#### [Your instructions]
List the lines of this listing that hold the word "Switch".

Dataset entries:
-----

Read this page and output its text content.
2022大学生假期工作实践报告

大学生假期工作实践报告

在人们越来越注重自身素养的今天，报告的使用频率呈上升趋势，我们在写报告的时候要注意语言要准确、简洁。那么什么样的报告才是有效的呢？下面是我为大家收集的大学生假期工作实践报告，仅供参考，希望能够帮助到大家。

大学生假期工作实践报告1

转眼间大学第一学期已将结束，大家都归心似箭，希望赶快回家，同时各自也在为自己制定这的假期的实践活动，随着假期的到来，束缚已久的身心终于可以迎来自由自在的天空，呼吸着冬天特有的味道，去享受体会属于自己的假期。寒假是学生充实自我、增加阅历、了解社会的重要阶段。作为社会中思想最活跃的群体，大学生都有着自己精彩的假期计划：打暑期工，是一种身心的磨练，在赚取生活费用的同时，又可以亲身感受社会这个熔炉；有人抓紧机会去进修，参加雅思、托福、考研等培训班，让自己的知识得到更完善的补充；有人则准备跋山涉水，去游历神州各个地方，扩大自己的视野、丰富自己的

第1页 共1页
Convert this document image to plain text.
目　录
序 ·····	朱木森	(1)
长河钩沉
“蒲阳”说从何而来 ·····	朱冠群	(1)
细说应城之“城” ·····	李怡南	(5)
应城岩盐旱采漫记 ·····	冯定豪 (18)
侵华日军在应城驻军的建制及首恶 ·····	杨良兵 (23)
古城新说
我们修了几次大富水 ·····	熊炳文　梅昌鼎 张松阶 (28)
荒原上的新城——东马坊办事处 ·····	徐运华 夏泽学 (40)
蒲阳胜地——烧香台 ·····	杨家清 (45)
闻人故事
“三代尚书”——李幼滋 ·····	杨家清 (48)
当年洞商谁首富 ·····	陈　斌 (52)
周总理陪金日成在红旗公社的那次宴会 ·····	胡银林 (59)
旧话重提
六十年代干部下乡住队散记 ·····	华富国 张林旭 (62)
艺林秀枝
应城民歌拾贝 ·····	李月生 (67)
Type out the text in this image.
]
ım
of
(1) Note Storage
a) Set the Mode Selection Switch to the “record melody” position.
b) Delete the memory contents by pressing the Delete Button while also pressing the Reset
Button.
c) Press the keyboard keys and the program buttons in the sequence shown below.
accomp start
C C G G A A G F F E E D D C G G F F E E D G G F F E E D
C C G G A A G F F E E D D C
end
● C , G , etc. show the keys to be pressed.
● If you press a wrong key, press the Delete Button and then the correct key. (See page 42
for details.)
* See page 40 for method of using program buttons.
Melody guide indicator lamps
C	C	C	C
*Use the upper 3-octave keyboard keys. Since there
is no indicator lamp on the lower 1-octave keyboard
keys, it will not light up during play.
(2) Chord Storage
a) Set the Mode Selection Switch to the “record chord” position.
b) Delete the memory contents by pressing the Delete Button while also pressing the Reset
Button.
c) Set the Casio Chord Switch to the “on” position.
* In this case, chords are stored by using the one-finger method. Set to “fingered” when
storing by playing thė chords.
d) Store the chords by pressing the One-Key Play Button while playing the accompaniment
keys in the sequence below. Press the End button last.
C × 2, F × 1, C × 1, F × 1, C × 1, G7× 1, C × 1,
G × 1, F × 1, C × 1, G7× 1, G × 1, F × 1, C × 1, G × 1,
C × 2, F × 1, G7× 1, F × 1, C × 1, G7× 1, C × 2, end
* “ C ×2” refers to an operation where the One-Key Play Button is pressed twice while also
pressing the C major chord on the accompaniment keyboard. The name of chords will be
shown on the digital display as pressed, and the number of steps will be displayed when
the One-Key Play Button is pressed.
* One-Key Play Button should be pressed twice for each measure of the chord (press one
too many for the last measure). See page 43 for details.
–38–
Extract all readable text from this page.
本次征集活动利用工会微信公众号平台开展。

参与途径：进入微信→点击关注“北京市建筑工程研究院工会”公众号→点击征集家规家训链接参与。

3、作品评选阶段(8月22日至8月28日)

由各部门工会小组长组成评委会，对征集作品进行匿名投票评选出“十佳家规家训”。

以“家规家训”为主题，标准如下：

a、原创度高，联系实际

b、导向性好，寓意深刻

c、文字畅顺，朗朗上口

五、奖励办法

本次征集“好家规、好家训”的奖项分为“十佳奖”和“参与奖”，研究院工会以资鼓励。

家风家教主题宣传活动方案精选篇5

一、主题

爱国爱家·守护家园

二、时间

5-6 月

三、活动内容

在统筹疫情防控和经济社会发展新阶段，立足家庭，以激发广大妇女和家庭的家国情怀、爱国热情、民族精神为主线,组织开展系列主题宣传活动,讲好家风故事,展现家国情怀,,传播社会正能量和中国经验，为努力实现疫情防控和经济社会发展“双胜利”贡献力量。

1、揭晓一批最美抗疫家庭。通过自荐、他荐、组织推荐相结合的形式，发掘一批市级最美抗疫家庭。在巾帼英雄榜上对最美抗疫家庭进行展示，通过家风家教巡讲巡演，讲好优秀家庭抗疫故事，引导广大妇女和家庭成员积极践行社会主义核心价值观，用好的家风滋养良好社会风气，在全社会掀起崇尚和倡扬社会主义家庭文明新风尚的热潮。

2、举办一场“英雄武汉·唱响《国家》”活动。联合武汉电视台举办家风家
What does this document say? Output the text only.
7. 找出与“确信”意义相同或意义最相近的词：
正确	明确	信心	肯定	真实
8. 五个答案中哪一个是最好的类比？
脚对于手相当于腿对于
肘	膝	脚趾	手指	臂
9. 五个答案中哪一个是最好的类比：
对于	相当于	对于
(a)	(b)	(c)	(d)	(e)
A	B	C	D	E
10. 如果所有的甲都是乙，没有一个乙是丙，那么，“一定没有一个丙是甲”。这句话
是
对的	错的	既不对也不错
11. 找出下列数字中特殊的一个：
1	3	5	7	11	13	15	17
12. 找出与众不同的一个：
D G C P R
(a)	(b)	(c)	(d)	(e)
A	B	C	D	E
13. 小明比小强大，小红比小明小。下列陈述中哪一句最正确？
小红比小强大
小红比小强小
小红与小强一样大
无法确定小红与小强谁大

-----

#### [Response to this task]
a) Set the Mode Selection Switch to the “record melody” position.
a) Set the Mode Selection Switch to the “record chord” position.
c) Set the Casio Chord Switch to the “on” position.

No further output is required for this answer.